**Source records:**

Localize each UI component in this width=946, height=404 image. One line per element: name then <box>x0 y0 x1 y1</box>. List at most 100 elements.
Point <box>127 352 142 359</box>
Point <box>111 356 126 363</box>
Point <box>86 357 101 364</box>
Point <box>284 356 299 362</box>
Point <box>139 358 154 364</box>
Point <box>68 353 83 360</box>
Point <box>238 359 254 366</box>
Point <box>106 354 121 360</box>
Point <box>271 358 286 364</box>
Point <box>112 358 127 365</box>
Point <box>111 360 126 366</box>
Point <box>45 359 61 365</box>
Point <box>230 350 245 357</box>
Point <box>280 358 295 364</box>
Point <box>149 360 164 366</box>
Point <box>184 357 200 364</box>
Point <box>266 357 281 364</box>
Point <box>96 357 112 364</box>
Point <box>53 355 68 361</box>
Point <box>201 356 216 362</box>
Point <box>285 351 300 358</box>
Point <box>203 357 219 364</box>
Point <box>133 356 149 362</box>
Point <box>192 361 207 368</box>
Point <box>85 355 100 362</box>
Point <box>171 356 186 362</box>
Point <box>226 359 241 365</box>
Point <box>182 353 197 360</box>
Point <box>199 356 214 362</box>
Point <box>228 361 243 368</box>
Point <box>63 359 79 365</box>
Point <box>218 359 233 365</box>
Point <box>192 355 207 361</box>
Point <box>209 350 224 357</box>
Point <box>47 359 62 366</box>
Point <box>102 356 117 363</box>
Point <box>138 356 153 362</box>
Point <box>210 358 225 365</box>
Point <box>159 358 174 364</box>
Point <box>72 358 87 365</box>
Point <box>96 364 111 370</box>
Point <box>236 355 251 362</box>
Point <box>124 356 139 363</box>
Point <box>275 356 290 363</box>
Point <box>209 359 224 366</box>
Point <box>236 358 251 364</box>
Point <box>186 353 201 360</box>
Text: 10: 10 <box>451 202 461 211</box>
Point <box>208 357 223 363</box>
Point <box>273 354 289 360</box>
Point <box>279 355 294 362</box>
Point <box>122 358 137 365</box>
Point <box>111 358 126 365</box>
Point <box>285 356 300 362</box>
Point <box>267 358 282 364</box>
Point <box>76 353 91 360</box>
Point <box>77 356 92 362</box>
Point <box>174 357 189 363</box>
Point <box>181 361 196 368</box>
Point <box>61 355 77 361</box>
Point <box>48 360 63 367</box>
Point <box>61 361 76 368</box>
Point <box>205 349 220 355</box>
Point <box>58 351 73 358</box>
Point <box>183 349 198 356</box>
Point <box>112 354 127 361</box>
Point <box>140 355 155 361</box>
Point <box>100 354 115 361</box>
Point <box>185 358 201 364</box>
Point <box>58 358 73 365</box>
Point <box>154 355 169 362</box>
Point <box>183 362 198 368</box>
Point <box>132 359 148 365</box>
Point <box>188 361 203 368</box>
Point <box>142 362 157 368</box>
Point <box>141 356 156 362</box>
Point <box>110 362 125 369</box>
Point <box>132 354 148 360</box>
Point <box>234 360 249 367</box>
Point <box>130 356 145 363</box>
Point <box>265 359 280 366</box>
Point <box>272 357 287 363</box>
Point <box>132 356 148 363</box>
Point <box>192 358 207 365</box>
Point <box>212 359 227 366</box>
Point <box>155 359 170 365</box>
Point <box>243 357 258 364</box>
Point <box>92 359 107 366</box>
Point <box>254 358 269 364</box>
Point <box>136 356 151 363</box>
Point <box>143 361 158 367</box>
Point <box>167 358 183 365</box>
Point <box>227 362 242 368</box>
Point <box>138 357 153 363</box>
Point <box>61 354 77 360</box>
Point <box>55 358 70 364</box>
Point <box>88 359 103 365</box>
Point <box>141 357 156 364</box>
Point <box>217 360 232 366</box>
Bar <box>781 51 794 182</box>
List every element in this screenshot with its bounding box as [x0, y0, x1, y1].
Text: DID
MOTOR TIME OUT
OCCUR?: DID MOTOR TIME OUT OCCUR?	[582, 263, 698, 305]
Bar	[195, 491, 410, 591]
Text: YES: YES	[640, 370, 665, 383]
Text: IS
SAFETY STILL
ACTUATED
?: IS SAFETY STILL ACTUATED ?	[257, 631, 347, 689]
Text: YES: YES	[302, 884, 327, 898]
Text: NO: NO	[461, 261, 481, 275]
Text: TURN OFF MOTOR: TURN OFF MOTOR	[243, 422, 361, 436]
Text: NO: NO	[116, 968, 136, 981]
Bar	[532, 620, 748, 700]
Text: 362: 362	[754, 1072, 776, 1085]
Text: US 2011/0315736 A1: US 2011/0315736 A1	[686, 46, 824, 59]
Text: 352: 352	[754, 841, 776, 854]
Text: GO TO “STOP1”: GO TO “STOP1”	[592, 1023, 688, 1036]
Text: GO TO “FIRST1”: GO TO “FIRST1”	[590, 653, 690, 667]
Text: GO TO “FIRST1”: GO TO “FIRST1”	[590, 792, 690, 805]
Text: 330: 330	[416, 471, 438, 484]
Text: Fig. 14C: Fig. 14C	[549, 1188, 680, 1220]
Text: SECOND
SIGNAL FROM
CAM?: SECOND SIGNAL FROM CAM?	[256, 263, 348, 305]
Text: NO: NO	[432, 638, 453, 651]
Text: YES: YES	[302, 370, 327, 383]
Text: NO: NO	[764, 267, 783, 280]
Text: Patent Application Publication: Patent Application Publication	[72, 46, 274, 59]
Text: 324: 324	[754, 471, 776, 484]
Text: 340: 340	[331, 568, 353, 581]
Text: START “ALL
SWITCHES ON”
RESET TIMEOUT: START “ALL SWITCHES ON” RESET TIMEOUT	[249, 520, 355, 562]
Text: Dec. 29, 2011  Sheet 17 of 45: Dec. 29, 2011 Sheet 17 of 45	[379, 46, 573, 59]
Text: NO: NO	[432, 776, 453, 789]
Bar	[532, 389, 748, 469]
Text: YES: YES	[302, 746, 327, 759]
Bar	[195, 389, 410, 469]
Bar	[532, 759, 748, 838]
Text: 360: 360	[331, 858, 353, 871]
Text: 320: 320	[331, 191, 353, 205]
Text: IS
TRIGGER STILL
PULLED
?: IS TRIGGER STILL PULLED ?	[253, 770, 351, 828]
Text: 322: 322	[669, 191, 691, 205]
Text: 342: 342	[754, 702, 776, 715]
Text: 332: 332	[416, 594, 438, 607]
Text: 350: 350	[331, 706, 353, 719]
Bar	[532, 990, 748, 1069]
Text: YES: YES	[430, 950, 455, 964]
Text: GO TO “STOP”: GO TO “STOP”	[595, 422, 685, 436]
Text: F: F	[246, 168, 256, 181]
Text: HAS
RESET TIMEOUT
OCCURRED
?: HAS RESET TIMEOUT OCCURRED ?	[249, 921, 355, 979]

**Aim:** Copy the entries from the very first line down to and including the line with "Point <box>133 356 149 362</box>", keeping each line identical.

**Exercise solution:**
Localize each UI component in this width=946, height=404 image. One line per element: name then <box>x0 y0 x1 y1</box>. List at most 100 elements.
Point <box>127 352 142 359</box>
Point <box>111 356 126 363</box>
Point <box>86 357 101 364</box>
Point <box>284 356 299 362</box>
Point <box>139 358 154 364</box>
Point <box>68 353 83 360</box>
Point <box>238 359 254 366</box>
Point <box>106 354 121 360</box>
Point <box>271 358 286 364</box>
Point <box>112 358 127 365</box>
Point <box>111 360 126 366</box>
Point <box>45 359 61 365</box>
Point <box>230 350 245 357</box>
Point <box>280 358 295 364</box>
Point <box>149 360 164 366</box>
Point <box>184 357 200 364</box>
Point <box>266 357 281 364</box>
Point <box>96 357 112 364</box>
Point <box>53 355 68 361</box>
Point <box>201 356 216 362</box>
Point <box>285 351 300 358</box>
Point <box>203 357 219 364</box>
Point <box>133 356 149 362</box>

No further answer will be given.